BRIEF:
Write out each entry, exactly the way it appears.

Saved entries
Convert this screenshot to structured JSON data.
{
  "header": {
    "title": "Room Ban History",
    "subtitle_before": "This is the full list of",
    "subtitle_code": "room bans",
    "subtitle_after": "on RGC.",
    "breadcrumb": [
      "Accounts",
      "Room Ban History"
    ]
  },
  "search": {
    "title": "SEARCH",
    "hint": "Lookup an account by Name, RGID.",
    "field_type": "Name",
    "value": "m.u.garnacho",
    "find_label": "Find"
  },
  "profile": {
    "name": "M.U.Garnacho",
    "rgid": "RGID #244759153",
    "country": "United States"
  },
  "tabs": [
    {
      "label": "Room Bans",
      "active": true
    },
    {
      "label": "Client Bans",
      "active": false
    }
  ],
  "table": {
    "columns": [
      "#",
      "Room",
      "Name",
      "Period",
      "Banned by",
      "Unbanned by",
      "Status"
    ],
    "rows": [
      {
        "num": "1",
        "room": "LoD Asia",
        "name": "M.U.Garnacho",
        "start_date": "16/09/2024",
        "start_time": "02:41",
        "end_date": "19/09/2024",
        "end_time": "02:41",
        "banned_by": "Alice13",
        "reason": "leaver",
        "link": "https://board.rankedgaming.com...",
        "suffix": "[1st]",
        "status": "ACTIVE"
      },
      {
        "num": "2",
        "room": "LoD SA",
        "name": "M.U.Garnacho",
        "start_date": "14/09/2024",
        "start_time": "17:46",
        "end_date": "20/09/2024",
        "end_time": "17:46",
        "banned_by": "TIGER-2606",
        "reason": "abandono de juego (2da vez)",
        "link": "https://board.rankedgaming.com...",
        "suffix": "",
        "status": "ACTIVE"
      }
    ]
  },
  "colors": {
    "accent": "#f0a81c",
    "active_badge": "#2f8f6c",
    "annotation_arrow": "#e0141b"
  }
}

SOLUTION FOR THIS PROBLEM:
Convert this screenshot to structured JSON data.
{
  "header": {
    "title": "Room Ban History",
    "subtitle_before": "This is the full list of",
    "subtitle_code": "room bans",
    "subtitle_after": "on RGC.",
    "breadcrumb": [
      "Accounts",
      "Room Ban History"
    ]
  },
  "search": {
    "title": "SEARCH",
    "hint": "Lookup an account by Name, RGID.",
    "field_type": "Name",
    "value": "m.u.garnacho",
    "find_label": "Find"
  },
  "profile": {
    "name": "M.U.Garnacho",
    "rgid": "RGID #244759153",
    "country": "United States"
  },
  "tabs": [
    {
      "label": "Room Bans",
      "active": true
    },
    {
      "label": "Client Bans",
      "active": false
    }
  ],
  "table": {
    "columns": [
      "#",
      "Room",
      "Name",
      "Period",
      "Banned by",
      "Unbanned by",
      "Status"
    ],
    "rows": [
      {
        "num": "1",
        "room": "LoD Asia",
        "name": "M.U.Garnacho",
        "start_date": "16/09/2024",
        "start_time": "02:41",
        "end_date": "19/09/2024",
        "end_time": "02:41",
        "banned_by": "Alice13",
        "reason": "leaver",
        "link": "https://board.rankedgaming.com...",
        "suffix": "[1st]",
        "status": "ACTIVE"
      },
      {
        "num": "2",
        "room": "LoD SA",
        "name": "M.U.Garnacho",
        "start_date": "14/09/2024",
        "start_time": "17:46",
        "end_date": "20/09/2024",
        "end_time": "17:46",
        "banned_by": "TIGER-2606",
        "reason": "abandono de juego (2da vez)",
        "link": "https://board.rankedgaming.com...",
        "suffix": "",
        "status": "ACTIVE"
      }
    ]
  },
  "colors": {
    "accent": "#f0a81c",
    "active_badge": "#2f8f6c",
    "annotation_arrow": "#e0141b"
  }
}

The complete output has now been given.